* [Information supplied]:
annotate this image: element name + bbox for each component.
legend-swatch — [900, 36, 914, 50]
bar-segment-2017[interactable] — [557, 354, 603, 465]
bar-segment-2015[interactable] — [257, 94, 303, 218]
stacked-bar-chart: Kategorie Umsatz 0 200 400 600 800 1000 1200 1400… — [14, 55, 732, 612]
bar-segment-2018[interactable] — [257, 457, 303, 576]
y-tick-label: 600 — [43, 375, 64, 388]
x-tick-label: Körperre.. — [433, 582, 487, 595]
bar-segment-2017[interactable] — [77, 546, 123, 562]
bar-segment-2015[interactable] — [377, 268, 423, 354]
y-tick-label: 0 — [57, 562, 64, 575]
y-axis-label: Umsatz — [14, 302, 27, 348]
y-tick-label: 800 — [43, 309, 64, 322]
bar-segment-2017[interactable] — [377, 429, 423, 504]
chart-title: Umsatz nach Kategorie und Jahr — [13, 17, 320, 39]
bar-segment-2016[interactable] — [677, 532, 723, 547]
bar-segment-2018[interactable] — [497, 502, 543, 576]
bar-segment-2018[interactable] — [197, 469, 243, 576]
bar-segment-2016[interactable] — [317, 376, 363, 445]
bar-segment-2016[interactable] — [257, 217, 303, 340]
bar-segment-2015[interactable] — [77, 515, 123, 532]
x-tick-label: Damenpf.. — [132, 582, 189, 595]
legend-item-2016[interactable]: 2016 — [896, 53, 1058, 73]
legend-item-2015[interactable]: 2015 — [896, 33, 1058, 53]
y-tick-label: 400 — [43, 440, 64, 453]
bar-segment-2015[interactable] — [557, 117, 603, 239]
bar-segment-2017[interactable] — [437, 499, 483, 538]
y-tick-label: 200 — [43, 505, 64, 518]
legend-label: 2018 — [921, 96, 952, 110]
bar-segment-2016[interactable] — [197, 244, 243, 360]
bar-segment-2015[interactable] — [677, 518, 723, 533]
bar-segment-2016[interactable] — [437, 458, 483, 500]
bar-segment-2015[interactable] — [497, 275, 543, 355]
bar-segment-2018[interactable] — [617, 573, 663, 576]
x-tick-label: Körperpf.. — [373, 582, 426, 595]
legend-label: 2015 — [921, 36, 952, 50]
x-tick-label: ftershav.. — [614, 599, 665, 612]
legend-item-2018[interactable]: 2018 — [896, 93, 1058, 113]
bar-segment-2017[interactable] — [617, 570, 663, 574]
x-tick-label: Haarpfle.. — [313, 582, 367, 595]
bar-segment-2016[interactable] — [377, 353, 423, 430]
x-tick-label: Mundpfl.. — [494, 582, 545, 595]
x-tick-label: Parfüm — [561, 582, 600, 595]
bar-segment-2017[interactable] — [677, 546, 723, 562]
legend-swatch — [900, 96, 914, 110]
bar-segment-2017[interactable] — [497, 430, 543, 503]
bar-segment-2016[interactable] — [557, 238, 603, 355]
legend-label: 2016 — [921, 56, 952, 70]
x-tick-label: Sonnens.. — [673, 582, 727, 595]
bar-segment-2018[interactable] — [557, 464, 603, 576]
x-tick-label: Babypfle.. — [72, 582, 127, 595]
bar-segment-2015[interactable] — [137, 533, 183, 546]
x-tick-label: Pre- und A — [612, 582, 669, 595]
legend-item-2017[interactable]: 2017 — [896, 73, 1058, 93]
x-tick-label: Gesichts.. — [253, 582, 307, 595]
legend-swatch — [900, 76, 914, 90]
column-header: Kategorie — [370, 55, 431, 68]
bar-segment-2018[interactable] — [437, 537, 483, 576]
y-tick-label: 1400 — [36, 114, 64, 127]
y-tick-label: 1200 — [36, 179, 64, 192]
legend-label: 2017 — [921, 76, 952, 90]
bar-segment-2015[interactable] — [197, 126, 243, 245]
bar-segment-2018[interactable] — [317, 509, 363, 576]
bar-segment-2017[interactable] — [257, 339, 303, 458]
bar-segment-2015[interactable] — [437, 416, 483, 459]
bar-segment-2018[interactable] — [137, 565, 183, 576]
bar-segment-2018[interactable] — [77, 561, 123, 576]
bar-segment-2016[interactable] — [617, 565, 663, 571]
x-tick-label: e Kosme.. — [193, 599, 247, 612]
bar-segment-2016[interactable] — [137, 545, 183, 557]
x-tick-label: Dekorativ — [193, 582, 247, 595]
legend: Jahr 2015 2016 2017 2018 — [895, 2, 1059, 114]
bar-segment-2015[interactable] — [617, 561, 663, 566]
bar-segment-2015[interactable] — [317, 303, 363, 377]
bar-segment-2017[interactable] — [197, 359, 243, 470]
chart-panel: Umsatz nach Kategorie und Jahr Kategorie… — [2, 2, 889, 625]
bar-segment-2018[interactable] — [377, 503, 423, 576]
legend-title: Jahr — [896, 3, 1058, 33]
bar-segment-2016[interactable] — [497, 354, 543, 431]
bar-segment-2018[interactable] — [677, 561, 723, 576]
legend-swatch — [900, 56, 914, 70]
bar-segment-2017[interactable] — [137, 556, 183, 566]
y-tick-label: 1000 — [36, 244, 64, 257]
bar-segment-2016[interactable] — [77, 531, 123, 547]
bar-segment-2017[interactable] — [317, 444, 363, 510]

* [The problem]:
Rewrite the lines above with every "Umsatz" replaced by "Verkauf". Leave everything else the same.

* [Answer to the task]:
annotate this image: element name + bbox for each component.
legend-swatch — [900, 36, 914, 50]
bar-segment-2017[interactable] — [557, 354, 603, 465]
bar-segment-2015[interactable] — [257, 94, 303, 218]
stacked-bar-chart: Kategorie Verkauf 0 200 400 600 800 1000 1200 1400… — [14, 55, 732, 612]
bar-segment-2018[interactable] — [257, 457, 303, 576]
y-tick-label: 600 — [43, 375, 64, 388]
x-tick-label: Körperre.. — [433, 582, 487, 595]
bar-segment-2017[interactable] — [77, 546, 123, 562]
bar-segment-2015[interactable] — [377, 268, 423, 354]
y-tick-label: 0 — [57, 562, 64, 575]
y-axis-label: Verkauf — [14, 302, 27, 348]
y-tick-label: 800 — [43, 309, 64, 322]
bar-segment-2017[interactable] — [377, 429, 423, 504]
chart-title: Verkauf nach Kategorie und Jahr — [13, 17, 320, 39]
bar-segment-2016[interactable] — [677, 532, 723, 547]
bar-segment-2018[interactable] — [497, 502, 543, 576]
bar-segment-2018[interactable] — [197, 469, 243, 576]
bar-segment-2016[interactable] — [317, 376, 363, 445]
bar-segment-2016[interactable] — [257, 217, 303, 340]
bar-segment-2015[interactable] — [77, 515, 123, 532]
x-tick-label: Damenpf.. — [132, 582, 189, 595]
legend-item-2016[interactable]: 2016 — [896, 53, 1058, 73]
legend-item-2015[interactable]: 2015 — [896, 33, 1058, 53]
y-tick-label: 400 — [43, 440, 64, 453]
bar-segment-2015[interactable] — [557, 117, 603, 239]
bar-segment-2017[interactable] — [437, 499, 483, 538]
y-tick-label: 200 — [43, 505, 64, 518]
legend-label: 2018 — [921, 96, 952, 110]
bar-segment-2016[interactable] — [197, 244, 243, 360]
bar-segment-2015[interactable] — [677, 518, 723, 533]
bar-segment-2016[interactable] — [437, 458, 483, 500]
bar-segment-2015[interactable] — [497, 275, 543, 355]
bar-segment-2018[interactable] — [617, 573, 663, 576]
x-tick-label: Körperpf.. — [373, 582, 426, 595]
legend-label: 2015 — [921, 36, 952, 50]
x-tick-label: ftershav.. — [614, 599, 665, 612]
legend-item-2018[interactable]: 2018 — [896, 93, 1058, 113]
bar-segment-2017[interactable] — [617, 570, 663, 574]
x-tick-label: Haarpfle.. — [313, 582, 367, 595]
bar-segment-2016[interactable] — [377, 353, 423, 430]
x-tick-label: Mundpfl.. — [494, 582, 545, 595]
x-tick-label: Parfüm — [561, 582, 600, 595]
bar-segment-2017[interactable] — [677, 546, 723, 562]
legend-swatch — [900, 96, 914, 110]
bar-segment-2017[interactable] — [497, 430, 543, 503]
bar-segment-2016[interactable] — [557, 238, 603, 355]
legend-label: 2016 — [921, 56, 952, 70]
x-tick-label: Sonnens.. — [673, 582, 727, 595]
bar-segment-2018[interactable] — [557, 464, 603, 576]
x-tick-label: Babypfle.. — [72, 582, 127, 595]
bar-segment-2015[interactable] — [137, 533, 183, 546]
x-tick-label: Pre- und A — [612, 582, 669, 595]
legend-item-2017[interactable]: 2017 — [896, 73, 1058, 93]
x-tick-label: Gesichts.. — [253, 582, 307, 595]
legend-swatch — [900, 76, 914, 90]
column-header: Kategorie — [370, 55, 431, 68]
bar-segment-2018[interactable] — [437, 537, 483, 576]
y-tick-label: 1400 — [36, 114, 64, 127]
y-tick-label: 1200 — [36, 179, 64, 192]
legend-label: 2017 — [921, 76, 952, 90]
bar-segment-2015[interactable] — [197, 126, 243, 245]
bar-segment-2018[interactable] — [317, 509, 363, 576]
bar-segment-2017[interactable] — [257, 339, 303, 458]
bar-segment-2015[interactable] — [437, 416, 483, 459]
bar-segment-2018[interactable] — [137, 565, 183, 576]
bar-segment-2018[interactable] — [77, 561, 123, 576]
bar-segment-2016[interactable] — [617, 565, 663, 571]
x-tick-label: e Kosme.. — [193, 599, 247, 612]
bar-segment-2016[interactable] — [137, 545, 183, 557]
x-tick-label: Dekorativ — [193, 582, 247, 595]
legend: Jahr 2015 2016 2017 2018 — [895, 2, 1059, 114]
bar-segment-2015[interactable] — [617, 561, 663, 566]
bar-segment-2015[interactable] — [317, 303, 363, 377]
bar-segment-2017[interactable] — [197, 359, 243, 470]
chart-panel: Verkauf nach Kategorie und Jahr Kategorie… — [2, 2, 889, 625]
bar-segment-2018[interactable] — [377, 503, 423, 576]
legend-title: Jahr — [896, 3, 1058, 33]
bar-segment-2016[interactable] — [497, 354, 543, 431]
bar-segment-2018[interactable] — [677, 561, 723, 576]
legend-swatch — [900, 56, 914, 70]
bar-segment-2017[interactable] — [137, 556, 183, 566]
y-tick-label: 1000 — [36, 244, 64, 257]
bar-segment-2016[interactable] — [77, 531, 123, 547]
bar-segment-2017[interactable] — [317, 444, 363, 510]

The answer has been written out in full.